- Exercise goal
Print all entries precisely as they are written.

- Input records

▬▬▬▬▬▬

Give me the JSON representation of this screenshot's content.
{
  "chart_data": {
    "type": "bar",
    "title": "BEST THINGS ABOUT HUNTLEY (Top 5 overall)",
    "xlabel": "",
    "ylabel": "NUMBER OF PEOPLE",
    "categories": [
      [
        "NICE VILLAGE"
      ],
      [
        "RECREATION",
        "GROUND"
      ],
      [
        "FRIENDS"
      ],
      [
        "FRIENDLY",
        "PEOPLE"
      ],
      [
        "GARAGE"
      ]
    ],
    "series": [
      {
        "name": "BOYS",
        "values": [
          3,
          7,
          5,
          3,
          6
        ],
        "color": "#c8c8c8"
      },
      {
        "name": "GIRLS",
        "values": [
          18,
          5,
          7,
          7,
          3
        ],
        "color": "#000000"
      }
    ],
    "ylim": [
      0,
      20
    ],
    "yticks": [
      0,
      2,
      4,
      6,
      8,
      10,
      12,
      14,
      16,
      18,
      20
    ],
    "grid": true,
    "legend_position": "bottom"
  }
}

▬▬▬▬▬▬

- Result
Give me the JSON representation of this screenshot's content.
{
  "chart_data": {
    "type": "bar",
    "title": "BEST THINGS ABOUT HUNTLEY (Top 5 overall)",
    "xlabel": "",
    "ylabel": "NUMBER OF PEOPLE",
    "categories": [
      [
        "NICE VILLAGE"
      ],
      [
        "RECREATION",
        "GROUND"
      ],
      [
        "FRIENDS"
      ],
      [
        "FRIENDLY",
        "PEOPLE"
      ],
      [
        "GARAGE"
      ]
    ],
    "series": [
      {
        "name": "BOYS",
        "values": [
          3,
          7,
          5,
          3,
          6
        ],
        "color": "#c8c8c8"
      },
      {
        "name": "GIRLS",
        "values": [
          18,
          5,
          7,
          7,
          3
        ],
        "color": "#000000"
      }
    ],
    "ylim": [
      0,
      20
    ],
    "yticks": [
      0,
      2,
      4,
      6,
      8,
      10,
      12,
      14,
      16,
      18,
      20
    ],
    "grid": true,
    "legend_position": "bottom"
  }
}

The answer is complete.